→ What the task asks:
Give the number of lines containing "Brunn" in this listing, with no other words.

Recorded data:
▬▬▬

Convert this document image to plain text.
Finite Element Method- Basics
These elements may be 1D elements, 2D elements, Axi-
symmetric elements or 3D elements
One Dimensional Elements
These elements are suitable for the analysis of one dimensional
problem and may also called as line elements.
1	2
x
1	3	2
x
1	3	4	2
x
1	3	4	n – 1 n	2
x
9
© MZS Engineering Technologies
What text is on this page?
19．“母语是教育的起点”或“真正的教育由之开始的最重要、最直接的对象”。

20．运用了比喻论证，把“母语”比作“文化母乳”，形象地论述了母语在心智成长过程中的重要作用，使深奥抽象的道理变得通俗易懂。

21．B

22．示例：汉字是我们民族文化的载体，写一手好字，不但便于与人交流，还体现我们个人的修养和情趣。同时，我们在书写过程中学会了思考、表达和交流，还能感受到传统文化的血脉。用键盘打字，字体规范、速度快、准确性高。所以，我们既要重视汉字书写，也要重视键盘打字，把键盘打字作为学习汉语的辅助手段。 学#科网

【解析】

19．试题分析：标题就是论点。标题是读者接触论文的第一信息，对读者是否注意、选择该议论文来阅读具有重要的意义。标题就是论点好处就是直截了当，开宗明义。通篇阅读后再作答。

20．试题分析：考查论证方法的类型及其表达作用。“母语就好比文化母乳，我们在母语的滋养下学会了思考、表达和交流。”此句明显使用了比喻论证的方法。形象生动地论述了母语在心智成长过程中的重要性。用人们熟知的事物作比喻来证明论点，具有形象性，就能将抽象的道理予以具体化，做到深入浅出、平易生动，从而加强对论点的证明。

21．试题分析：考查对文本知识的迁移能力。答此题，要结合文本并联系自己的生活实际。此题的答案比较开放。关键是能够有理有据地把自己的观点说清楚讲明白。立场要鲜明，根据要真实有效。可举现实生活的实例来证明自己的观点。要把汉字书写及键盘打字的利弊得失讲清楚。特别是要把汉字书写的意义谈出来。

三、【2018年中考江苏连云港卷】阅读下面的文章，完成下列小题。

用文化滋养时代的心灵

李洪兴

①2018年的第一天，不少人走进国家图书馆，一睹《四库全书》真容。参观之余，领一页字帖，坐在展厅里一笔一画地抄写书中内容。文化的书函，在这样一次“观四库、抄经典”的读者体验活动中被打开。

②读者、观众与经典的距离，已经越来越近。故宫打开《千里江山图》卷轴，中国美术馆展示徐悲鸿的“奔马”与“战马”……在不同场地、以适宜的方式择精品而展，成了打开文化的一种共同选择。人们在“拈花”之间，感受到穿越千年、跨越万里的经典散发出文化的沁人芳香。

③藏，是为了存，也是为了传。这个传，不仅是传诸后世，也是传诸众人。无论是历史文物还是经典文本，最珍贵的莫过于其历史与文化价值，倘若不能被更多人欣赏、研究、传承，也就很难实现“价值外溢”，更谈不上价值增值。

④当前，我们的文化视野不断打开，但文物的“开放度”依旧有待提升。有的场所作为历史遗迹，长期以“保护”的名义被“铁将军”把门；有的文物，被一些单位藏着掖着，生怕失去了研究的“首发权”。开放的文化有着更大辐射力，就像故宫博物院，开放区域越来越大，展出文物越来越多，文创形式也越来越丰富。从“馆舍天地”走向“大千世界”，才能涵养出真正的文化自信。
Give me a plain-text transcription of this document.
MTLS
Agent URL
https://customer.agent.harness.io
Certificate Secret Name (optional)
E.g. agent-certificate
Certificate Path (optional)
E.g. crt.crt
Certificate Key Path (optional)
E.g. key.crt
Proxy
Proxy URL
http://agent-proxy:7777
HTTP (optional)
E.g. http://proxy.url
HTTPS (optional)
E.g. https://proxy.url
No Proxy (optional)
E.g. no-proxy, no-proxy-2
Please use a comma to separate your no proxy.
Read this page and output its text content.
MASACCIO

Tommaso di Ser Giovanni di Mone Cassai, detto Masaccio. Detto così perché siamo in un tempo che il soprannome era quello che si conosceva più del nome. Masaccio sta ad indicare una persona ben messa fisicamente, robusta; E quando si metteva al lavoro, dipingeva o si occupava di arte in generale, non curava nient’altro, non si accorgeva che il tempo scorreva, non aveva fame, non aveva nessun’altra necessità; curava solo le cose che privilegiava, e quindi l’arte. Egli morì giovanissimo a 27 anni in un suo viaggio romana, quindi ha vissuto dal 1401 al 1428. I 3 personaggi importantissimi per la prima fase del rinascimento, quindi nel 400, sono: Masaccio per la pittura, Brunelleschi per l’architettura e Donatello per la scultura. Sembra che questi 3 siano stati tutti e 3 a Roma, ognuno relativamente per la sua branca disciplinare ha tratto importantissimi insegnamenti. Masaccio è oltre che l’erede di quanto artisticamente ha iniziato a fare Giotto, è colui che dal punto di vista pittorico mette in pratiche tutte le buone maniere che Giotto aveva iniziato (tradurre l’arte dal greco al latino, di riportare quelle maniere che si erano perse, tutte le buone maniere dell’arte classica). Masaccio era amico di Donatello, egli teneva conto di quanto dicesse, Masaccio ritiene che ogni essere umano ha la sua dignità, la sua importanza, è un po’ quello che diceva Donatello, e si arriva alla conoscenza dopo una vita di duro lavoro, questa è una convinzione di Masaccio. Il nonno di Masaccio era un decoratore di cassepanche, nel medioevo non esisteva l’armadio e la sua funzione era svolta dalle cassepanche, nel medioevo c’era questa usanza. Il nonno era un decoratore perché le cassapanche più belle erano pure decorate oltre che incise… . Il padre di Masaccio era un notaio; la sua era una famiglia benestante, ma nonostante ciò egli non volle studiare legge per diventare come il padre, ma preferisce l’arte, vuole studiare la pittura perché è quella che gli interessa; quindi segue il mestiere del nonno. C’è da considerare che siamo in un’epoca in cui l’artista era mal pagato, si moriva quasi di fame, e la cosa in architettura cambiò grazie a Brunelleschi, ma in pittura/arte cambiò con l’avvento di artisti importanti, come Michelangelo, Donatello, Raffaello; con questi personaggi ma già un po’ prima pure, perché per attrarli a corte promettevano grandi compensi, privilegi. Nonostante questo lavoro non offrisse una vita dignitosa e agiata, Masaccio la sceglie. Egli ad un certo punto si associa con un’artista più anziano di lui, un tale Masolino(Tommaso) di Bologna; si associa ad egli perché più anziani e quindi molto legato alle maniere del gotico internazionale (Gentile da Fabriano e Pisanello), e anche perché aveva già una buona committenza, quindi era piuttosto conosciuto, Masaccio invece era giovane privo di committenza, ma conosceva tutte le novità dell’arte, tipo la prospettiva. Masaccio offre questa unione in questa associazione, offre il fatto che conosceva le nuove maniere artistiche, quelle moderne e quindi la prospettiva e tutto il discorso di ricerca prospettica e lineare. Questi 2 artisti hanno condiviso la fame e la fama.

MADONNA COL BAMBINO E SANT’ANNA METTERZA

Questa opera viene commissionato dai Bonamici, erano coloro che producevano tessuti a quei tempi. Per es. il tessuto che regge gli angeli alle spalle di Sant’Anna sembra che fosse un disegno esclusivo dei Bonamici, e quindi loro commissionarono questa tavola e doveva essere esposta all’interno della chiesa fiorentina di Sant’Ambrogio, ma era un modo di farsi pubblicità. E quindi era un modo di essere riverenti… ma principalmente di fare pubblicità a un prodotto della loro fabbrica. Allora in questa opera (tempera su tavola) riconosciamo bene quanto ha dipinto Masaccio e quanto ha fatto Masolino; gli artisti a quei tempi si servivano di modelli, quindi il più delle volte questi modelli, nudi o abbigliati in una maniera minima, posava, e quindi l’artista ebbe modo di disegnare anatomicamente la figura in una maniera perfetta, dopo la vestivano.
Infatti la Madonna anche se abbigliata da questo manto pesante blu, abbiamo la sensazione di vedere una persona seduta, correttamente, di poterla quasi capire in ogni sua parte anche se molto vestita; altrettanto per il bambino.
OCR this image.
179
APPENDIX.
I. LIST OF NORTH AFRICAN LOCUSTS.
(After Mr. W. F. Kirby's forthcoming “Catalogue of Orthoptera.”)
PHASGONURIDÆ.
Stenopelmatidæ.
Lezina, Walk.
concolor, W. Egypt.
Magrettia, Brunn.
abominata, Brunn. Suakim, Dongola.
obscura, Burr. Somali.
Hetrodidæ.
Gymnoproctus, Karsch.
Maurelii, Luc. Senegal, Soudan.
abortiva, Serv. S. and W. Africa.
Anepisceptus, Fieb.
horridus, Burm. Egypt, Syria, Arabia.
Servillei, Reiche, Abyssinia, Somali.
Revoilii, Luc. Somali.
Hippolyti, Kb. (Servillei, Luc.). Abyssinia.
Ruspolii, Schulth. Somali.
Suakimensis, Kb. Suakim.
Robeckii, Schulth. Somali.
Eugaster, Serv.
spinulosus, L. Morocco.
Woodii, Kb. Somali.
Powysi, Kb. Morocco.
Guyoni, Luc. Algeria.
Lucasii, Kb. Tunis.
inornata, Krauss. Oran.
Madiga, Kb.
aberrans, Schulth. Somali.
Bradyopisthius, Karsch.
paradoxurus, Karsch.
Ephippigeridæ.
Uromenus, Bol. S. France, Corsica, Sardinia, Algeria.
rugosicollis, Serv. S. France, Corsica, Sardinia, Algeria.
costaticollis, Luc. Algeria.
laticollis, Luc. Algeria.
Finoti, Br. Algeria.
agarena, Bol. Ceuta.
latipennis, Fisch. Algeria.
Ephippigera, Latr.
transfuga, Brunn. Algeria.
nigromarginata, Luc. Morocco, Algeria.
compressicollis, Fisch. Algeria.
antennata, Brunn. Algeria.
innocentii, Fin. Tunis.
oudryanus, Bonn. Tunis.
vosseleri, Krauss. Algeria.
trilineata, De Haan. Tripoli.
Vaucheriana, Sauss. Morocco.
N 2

▬▬▬

→ Exercise response:
4